▶ Work item: Within the entries below, find each line containing the word "unbedingt" and copy it.

▶ Input material:
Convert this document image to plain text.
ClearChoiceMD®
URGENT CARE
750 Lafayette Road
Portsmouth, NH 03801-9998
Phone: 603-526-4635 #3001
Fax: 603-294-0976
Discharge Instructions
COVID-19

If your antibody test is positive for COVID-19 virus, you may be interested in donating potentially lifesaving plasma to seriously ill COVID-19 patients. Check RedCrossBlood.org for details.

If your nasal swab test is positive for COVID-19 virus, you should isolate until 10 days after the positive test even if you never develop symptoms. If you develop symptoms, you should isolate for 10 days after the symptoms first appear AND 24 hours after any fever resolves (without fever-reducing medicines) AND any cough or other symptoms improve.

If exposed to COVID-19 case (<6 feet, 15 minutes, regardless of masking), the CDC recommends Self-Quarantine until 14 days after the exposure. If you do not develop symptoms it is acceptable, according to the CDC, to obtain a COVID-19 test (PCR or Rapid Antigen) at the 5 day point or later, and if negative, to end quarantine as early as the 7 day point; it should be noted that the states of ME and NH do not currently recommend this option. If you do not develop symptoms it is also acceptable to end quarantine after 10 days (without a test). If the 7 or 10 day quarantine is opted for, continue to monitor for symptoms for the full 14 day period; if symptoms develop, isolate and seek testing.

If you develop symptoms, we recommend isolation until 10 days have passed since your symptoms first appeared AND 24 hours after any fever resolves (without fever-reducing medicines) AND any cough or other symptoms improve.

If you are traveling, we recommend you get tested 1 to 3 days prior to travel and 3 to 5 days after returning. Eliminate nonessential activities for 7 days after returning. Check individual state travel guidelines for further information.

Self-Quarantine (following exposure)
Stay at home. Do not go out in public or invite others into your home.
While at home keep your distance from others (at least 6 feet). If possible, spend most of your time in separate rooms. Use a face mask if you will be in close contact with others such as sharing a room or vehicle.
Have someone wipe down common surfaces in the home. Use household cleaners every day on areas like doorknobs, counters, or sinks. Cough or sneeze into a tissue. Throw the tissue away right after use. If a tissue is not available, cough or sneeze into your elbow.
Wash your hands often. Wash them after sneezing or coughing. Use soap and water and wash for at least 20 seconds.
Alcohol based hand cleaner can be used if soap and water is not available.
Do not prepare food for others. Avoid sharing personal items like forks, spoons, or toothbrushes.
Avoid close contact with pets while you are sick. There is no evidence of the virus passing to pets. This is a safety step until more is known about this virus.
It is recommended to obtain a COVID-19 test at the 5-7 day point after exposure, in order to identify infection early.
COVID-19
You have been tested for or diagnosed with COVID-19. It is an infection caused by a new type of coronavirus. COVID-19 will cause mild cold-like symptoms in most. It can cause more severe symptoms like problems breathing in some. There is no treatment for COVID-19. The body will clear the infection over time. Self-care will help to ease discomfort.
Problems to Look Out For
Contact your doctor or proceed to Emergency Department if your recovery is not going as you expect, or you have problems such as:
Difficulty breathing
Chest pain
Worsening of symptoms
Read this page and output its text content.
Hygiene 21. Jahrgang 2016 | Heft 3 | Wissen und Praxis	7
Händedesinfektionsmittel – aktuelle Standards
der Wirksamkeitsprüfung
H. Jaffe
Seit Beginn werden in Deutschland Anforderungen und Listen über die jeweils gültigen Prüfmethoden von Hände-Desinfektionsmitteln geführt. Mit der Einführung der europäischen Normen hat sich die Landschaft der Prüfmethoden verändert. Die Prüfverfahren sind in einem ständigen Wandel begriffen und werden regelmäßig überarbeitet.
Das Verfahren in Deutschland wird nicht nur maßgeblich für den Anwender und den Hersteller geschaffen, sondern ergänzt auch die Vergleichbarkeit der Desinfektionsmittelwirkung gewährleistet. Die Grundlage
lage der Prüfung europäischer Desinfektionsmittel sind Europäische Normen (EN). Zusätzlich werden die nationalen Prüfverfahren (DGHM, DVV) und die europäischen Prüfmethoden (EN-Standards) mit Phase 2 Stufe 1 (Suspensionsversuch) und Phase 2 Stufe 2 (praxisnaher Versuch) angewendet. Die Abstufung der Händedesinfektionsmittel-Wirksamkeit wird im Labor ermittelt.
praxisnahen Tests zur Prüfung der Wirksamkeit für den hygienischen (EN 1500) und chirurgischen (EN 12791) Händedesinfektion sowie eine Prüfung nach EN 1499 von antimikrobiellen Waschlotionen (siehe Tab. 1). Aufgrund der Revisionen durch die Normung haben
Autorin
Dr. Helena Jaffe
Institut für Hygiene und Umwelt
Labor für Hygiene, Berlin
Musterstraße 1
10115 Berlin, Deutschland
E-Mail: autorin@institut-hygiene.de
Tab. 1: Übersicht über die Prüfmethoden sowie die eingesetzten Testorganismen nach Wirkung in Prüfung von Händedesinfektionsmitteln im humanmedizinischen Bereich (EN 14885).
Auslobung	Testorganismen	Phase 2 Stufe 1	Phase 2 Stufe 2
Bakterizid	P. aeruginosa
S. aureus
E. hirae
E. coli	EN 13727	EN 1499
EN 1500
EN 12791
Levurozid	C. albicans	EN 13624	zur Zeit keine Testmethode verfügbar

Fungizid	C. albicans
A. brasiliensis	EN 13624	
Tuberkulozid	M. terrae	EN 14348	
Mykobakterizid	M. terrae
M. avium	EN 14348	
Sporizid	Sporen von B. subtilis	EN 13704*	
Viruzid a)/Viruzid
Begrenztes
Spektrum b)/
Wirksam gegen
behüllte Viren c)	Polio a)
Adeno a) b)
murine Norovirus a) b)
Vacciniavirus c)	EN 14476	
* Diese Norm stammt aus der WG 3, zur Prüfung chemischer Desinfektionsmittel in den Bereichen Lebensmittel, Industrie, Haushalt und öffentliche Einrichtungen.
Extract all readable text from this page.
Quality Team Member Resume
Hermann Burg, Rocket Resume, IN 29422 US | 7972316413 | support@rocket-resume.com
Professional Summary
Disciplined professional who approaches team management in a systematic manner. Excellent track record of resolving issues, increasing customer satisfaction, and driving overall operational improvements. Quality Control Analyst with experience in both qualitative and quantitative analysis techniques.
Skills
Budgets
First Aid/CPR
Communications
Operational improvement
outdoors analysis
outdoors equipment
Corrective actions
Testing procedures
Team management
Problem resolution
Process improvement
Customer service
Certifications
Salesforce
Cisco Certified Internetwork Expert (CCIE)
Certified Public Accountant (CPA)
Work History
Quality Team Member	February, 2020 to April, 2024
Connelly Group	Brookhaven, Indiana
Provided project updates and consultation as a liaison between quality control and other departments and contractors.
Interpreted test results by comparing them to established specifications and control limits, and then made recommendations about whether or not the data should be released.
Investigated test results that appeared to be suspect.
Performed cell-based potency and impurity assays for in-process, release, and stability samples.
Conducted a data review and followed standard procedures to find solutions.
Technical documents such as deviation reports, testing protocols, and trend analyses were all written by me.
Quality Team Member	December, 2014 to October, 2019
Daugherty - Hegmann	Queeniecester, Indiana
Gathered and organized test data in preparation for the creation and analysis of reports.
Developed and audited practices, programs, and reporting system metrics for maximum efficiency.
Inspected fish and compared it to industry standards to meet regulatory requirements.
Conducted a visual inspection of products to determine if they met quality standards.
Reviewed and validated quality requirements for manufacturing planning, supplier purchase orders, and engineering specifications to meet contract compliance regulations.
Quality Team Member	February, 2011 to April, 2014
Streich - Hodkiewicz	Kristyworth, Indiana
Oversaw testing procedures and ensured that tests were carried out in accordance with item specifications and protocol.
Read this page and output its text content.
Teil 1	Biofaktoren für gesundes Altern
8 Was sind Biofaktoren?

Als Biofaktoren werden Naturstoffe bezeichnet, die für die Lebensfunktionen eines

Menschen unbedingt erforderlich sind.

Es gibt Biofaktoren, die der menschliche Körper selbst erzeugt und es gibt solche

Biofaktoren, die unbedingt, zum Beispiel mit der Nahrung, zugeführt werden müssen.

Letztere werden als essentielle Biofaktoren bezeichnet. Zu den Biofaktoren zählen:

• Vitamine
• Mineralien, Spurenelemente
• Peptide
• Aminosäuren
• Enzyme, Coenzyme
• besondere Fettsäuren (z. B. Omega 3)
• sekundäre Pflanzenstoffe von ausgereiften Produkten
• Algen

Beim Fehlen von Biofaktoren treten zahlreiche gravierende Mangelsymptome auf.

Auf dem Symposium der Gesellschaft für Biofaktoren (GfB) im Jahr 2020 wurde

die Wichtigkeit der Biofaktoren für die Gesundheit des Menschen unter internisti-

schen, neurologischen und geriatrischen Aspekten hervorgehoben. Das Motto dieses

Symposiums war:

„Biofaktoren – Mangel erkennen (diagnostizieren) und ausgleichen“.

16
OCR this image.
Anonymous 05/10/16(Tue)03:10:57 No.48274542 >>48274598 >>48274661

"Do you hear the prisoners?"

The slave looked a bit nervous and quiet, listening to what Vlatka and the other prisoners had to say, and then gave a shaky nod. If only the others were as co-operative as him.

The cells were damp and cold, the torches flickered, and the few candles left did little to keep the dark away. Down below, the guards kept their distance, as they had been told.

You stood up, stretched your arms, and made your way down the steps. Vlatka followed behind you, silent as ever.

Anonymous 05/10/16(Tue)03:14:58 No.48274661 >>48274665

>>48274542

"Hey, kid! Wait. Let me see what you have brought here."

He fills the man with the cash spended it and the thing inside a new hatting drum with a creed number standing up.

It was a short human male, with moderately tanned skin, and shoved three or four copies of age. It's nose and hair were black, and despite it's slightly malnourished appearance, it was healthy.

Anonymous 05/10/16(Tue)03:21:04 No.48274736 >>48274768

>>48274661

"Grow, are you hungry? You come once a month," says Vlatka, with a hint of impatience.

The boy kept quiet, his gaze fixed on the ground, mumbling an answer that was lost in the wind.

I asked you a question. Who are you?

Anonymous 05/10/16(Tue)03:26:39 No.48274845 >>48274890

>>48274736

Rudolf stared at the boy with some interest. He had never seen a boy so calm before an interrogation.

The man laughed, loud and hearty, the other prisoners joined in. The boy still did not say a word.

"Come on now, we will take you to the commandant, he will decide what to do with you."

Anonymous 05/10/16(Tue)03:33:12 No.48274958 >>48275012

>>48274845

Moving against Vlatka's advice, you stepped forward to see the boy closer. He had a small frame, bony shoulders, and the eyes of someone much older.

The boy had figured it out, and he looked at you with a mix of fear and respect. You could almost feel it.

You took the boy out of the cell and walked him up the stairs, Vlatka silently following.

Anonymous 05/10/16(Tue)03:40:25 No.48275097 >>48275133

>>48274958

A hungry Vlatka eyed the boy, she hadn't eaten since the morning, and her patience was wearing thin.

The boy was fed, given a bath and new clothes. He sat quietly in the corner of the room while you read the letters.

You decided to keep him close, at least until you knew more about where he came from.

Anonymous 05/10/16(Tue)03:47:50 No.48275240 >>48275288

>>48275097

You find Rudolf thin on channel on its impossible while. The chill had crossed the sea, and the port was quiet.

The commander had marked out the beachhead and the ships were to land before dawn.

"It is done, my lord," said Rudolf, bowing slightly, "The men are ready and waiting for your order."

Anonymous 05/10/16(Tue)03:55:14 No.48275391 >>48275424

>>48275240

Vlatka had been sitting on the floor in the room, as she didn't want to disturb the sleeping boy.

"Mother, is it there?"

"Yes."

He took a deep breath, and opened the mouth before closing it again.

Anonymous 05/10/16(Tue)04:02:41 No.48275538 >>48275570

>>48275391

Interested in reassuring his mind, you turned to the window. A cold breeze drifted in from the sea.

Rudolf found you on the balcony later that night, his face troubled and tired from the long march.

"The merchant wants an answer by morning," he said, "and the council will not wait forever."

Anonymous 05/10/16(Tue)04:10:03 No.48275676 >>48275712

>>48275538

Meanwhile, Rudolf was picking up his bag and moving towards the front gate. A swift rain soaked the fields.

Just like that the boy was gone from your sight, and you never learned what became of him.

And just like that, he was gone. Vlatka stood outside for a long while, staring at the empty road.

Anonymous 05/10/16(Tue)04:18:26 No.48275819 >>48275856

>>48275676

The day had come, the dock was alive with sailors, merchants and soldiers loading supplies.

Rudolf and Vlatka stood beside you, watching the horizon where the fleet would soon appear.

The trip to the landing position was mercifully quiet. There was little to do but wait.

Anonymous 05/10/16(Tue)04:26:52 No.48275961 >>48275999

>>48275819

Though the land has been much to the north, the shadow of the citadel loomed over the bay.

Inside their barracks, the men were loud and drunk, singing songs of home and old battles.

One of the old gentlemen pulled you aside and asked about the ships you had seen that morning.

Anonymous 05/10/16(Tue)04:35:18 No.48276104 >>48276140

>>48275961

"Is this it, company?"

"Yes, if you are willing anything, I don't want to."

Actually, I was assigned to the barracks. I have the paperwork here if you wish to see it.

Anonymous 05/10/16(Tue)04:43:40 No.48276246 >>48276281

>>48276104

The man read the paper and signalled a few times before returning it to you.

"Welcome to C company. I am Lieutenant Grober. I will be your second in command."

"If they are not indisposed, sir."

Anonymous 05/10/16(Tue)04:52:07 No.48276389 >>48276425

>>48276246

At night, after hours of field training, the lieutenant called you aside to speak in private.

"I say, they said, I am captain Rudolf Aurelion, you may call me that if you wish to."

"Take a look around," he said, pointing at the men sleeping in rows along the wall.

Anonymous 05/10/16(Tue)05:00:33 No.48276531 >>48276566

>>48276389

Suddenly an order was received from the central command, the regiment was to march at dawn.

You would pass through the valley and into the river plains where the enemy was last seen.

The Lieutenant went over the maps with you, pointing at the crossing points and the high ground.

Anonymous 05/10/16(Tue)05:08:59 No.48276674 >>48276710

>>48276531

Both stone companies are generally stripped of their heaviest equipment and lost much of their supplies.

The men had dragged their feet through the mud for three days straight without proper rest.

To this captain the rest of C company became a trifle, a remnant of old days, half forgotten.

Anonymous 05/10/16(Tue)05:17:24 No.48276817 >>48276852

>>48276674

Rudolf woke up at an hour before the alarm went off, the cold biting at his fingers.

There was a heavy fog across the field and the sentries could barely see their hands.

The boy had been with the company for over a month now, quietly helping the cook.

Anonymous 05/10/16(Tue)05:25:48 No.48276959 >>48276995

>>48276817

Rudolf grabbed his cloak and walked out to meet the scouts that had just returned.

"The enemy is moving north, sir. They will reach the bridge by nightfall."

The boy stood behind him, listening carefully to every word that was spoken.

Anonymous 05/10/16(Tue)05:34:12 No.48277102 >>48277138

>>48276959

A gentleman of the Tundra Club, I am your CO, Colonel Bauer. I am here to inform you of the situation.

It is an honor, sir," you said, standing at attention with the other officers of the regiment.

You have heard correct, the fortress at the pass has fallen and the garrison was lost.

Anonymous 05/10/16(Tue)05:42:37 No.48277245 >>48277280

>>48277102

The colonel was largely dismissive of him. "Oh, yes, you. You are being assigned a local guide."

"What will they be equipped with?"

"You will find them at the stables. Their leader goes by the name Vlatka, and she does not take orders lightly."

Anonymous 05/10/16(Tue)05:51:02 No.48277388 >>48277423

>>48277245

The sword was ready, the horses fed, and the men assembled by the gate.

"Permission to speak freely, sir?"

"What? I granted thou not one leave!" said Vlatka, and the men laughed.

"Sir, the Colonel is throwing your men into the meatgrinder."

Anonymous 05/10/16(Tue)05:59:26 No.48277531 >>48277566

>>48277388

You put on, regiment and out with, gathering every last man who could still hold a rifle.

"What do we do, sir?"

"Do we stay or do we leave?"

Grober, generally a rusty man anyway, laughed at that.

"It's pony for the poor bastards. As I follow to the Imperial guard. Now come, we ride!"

▶ Solved exercise:
Menschen unbedingt erforderlich sind.
Biofaktoren, die unbedingt, zum Beispiel mit der Nahrung, zugeführt werden müssen.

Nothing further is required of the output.